== OBJECTIVE ==
Lines holding the string "about" are the ones to copy from this listing.

== SOURCE RECORDS ==
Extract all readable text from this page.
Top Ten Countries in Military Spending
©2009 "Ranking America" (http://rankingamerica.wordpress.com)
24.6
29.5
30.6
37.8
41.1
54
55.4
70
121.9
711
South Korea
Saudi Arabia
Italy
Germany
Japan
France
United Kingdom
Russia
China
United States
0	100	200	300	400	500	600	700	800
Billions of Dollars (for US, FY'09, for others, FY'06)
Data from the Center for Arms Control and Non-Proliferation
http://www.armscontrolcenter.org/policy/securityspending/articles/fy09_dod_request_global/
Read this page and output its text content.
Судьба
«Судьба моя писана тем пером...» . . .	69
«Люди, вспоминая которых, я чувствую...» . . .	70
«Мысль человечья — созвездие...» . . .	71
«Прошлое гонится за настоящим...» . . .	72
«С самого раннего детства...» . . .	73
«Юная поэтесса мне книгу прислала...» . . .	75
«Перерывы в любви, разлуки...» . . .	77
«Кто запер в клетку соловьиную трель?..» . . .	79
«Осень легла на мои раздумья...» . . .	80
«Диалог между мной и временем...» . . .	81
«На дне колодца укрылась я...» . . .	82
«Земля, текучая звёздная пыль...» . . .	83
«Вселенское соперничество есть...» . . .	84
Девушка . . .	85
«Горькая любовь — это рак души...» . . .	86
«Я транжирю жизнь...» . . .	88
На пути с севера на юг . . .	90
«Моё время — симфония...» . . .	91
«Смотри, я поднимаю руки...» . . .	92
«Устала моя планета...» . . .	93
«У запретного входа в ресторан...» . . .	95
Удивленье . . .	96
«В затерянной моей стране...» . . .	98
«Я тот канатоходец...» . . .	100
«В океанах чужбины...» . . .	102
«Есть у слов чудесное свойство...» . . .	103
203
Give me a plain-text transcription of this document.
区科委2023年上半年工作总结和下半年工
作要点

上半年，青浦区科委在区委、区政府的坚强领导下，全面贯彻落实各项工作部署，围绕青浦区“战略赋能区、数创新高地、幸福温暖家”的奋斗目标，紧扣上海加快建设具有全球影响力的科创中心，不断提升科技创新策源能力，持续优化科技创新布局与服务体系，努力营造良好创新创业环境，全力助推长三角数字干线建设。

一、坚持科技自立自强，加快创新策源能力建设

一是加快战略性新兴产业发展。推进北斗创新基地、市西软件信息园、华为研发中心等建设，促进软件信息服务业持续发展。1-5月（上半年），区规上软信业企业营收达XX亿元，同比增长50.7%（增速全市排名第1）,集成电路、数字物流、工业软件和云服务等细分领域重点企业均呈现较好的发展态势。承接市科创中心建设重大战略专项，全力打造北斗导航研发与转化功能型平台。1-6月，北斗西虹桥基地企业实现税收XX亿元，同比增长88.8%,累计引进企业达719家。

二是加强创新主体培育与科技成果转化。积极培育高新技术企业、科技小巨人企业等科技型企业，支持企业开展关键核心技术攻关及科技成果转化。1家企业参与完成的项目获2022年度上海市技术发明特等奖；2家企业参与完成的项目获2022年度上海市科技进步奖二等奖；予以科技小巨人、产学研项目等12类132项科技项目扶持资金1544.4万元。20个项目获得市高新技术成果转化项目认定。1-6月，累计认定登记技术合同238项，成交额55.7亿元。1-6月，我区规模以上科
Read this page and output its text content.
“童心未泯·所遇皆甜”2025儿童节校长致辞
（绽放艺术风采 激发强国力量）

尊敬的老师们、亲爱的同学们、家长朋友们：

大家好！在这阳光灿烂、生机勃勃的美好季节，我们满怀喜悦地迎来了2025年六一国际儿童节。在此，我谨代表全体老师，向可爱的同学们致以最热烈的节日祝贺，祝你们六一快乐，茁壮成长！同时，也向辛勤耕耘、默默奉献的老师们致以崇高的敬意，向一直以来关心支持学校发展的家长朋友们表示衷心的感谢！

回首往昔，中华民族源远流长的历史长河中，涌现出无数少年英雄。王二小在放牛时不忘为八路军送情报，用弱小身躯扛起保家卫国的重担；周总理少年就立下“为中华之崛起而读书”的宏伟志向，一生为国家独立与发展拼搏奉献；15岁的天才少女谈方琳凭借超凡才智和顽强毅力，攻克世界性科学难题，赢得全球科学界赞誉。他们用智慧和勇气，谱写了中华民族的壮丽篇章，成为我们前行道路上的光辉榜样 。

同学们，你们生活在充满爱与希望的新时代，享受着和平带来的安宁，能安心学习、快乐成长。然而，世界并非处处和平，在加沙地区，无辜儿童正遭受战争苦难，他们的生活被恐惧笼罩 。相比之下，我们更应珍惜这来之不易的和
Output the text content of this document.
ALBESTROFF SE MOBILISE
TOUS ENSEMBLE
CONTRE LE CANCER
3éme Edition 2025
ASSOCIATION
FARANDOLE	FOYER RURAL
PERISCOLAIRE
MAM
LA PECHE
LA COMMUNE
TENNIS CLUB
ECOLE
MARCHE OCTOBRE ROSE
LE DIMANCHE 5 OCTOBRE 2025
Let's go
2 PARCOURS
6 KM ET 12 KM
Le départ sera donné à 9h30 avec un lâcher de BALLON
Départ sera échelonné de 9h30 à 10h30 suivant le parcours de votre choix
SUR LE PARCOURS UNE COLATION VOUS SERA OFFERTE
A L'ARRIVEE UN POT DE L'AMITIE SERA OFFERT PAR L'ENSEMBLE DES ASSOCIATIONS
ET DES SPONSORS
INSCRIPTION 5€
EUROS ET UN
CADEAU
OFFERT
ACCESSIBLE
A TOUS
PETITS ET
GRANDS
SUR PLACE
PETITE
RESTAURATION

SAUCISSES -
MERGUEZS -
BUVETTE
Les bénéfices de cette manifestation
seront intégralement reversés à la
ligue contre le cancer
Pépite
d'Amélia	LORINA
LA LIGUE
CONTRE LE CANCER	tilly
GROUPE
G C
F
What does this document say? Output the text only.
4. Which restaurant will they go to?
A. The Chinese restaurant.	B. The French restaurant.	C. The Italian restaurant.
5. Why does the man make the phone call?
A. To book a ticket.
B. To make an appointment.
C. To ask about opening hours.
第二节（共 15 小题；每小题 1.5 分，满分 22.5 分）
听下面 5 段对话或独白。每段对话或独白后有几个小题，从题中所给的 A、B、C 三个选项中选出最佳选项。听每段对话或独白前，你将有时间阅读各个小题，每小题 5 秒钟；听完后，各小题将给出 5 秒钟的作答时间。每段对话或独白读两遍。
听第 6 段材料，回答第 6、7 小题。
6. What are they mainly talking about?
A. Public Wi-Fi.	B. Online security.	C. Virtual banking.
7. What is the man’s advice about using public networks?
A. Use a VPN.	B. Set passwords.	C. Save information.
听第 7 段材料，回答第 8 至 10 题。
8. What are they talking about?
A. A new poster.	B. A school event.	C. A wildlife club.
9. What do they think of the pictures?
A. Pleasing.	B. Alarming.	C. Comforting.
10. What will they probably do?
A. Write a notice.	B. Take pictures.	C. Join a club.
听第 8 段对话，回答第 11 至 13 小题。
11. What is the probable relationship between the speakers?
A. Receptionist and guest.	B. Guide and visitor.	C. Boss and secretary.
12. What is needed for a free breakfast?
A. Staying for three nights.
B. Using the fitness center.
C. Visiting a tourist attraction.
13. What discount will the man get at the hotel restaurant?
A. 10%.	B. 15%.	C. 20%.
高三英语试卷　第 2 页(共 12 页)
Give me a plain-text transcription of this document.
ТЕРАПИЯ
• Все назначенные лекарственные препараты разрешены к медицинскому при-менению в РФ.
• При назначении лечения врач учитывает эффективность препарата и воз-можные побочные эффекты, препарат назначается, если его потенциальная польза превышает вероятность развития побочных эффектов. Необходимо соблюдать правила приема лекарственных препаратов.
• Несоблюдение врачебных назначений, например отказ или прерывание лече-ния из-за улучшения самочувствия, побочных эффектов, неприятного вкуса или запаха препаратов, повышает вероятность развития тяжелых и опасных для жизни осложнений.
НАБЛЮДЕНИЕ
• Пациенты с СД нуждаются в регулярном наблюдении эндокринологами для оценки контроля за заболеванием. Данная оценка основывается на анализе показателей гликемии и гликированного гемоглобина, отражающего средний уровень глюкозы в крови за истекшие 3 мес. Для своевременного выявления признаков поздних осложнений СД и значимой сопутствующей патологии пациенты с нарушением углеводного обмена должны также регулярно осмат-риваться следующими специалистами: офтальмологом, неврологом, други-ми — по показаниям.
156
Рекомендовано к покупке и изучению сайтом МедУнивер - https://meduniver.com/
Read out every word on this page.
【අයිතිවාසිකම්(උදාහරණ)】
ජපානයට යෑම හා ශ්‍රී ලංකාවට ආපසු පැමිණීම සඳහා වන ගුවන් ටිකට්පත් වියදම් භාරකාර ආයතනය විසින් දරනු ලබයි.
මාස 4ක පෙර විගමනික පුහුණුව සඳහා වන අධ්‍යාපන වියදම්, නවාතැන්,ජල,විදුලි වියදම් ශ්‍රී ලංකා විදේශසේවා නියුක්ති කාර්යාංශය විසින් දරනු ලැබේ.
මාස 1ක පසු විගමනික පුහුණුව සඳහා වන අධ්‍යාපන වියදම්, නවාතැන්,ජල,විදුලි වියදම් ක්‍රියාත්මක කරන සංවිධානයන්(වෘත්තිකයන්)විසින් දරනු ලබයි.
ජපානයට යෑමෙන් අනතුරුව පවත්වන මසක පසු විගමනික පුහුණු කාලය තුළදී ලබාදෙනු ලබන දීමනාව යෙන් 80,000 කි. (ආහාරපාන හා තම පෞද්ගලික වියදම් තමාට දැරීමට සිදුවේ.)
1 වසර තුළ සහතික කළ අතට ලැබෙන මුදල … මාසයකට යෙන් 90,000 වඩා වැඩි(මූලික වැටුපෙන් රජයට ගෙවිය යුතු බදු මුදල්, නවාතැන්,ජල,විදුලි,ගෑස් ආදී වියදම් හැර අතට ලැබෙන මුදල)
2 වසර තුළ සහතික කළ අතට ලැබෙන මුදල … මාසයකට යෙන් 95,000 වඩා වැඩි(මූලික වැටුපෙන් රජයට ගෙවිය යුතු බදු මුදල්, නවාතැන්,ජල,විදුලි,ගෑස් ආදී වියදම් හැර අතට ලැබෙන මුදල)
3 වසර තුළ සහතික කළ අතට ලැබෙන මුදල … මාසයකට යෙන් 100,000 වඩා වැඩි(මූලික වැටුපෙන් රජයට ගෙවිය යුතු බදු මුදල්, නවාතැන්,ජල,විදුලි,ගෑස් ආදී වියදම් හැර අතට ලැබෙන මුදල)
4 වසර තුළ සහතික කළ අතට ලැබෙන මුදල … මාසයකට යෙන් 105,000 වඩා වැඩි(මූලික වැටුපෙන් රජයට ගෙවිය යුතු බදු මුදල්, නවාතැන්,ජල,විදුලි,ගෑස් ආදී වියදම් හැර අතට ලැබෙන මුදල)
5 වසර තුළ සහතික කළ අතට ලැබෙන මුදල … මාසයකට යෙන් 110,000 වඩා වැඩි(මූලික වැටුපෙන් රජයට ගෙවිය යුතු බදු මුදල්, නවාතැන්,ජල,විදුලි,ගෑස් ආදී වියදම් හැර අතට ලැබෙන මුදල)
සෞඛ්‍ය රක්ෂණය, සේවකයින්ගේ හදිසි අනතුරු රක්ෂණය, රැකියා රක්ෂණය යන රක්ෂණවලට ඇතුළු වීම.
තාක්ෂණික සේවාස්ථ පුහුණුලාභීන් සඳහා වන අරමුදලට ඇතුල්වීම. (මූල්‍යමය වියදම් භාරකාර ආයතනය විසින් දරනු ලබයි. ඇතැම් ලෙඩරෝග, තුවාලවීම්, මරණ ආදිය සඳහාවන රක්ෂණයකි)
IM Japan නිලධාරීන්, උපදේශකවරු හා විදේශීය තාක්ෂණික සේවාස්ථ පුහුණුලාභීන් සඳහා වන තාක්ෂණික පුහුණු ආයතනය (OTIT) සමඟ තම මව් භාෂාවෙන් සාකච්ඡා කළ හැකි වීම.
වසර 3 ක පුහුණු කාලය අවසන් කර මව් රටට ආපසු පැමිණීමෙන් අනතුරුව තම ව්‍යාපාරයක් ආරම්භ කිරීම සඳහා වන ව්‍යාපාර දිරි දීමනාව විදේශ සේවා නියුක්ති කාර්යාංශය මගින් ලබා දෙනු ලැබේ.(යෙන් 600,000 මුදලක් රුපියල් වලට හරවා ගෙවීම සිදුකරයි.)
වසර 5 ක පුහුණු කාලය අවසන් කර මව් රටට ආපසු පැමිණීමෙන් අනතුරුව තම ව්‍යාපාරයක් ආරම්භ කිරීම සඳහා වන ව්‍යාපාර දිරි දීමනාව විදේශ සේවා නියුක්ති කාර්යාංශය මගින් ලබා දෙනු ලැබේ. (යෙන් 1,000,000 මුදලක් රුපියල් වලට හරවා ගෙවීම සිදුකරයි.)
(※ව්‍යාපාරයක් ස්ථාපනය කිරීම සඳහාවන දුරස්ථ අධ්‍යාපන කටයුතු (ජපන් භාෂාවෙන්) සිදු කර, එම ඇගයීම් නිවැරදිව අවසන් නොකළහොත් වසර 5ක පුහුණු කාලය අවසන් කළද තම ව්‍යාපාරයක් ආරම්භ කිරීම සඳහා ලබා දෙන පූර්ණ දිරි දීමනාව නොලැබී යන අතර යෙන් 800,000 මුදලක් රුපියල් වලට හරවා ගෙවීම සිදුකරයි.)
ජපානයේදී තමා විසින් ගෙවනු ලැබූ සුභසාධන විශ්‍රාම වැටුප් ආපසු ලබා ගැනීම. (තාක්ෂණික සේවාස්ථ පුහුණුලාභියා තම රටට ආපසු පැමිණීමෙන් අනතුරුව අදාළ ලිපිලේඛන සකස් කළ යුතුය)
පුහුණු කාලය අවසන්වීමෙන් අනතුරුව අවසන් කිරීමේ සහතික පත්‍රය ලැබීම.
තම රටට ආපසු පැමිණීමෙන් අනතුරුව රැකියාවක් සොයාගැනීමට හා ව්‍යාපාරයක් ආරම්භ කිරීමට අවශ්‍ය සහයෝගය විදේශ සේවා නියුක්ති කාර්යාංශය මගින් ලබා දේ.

== EXPECTED OUTPUT ==
C. To ask about opening hours.
6. What are they mainly talking about?
7. What is the man’s advice about using public networks?
8. What are they talking about?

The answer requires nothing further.